-- What to work on --
Each line should be copied exactly.

-- Source data --
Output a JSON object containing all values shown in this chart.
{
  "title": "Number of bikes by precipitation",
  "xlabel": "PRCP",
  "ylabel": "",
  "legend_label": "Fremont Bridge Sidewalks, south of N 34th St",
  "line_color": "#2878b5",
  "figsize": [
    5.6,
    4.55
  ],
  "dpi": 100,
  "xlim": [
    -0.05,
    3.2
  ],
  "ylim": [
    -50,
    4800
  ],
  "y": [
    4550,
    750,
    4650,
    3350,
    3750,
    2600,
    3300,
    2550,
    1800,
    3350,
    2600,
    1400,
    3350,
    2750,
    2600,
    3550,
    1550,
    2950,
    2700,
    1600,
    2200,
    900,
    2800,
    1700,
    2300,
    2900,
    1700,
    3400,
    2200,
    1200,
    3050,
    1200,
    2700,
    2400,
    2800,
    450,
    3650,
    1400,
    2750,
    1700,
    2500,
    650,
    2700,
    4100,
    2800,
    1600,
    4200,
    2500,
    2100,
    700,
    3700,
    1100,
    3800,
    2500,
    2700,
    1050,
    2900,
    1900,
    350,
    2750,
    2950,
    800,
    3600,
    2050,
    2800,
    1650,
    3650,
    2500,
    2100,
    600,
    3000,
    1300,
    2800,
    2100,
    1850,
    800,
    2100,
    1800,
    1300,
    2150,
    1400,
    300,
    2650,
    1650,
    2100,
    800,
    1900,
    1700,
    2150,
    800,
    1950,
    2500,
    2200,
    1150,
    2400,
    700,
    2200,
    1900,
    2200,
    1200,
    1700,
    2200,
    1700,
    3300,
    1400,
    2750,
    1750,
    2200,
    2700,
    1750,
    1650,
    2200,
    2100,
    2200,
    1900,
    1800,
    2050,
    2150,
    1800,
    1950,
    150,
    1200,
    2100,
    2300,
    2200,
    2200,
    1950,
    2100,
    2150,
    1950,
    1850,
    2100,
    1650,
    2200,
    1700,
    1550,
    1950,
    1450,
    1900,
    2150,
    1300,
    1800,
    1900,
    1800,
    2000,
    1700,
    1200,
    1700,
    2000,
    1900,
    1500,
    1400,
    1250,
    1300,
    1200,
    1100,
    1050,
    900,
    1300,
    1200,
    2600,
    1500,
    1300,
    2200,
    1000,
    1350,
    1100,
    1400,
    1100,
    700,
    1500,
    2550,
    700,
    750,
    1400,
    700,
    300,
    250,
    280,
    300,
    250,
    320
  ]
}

-- Answer in full --
Output a JSON object containing all values shown in this chart.
{
  "title": "Number of bikes by precipitation",
  "xlabel": "PRCP",
  "ylabel": "",
  "legend_label": "Fremont Bridge Sidewalks, south of N 34th St",
  "line_color": "#2878b5",
  "figsize": [
    5.6,
    4.55
  ],
  "dpi": 100,
  "xlim": [
    -0.05,
    3.2
  ],
  "ylim": [
    -50,
    4800
  ],
  "y": [
    4550,
    750,
    4650,
    3350,
    3750,
    2600,
    3300,
    2550,
    1800,
    3350,
    2600,
    1400,
    3350,
    2750,
    2600,
    3550,
    1550,
    2950,
    2700,
    1600,
    2200,
    900,
    2800,
    1700,
    2300,
    2900,
    1700,
    3400,
    2200,
    1200,
    3050,
    1200,
    2700,
    2400,
    2800,
    450,
    3650,
    1400,
    2750,
    1700,
    2500,
    650,
    2700,
    4100,
    2800,
    1600,
    4200,
    2500,
    2100,
    700,
    3700,
    1100,
    3800,
    2500,
    2700,
    1050,
    2900,
    1900,
    350,
    2750,
    2950,
    800,
    3600,
    2050,
    2800,
    1650,
    3650,
    2500,
    2100,
    600,
    3000,
    1300,
    2800,
    2100,
    1850,
    800,
    2100,
    1800,
    1300,
    2150,
    1400,
    300,
    2650,
    1650,
    2100,
    800,
    1900,
    1700,
    2150,
    800,
    1950,
    2500,
    2200,
    1150,
    2400,
    700,
    2200,
    1900,
    2200,
    1200,
    1700,
    2200,
    1700,
    3300,
    1400,
    2750,
    1750,
    2200,
    2700,
    1750,
    1650,
    2200,
    2100,
    2200,
    1900,
    1800,
    2050,
    2150,
    1800,
    1950,
    150,
    1200,
    2100,
    2300,
    2200,
    2200,
    1950,
    2100,
    2150,
    1950,
    1850,
    2100,
    1650,
    2200,
    1700,
    1550,
    1950,
    1450,
    1900,
    2150,
    1300,
    1800,
    1900,
    1800,
    2000,
    1700,
    1200,
    1700,
    2000,
    1900,
    1500,
    1400,
    1250,
    1300,
    1200,
    1100,
    1050,
    900,
    1300,
    1200,
    2600,
    1500,
    1300,
    2200,
    1000,
    1350,
    1100,
    1400,
    1100,
    700,
    1500,
    2550,
    700,
    750,
    1400,
    700,
    300,
    250,
    280,
    300,
    250,
    320
  ]
}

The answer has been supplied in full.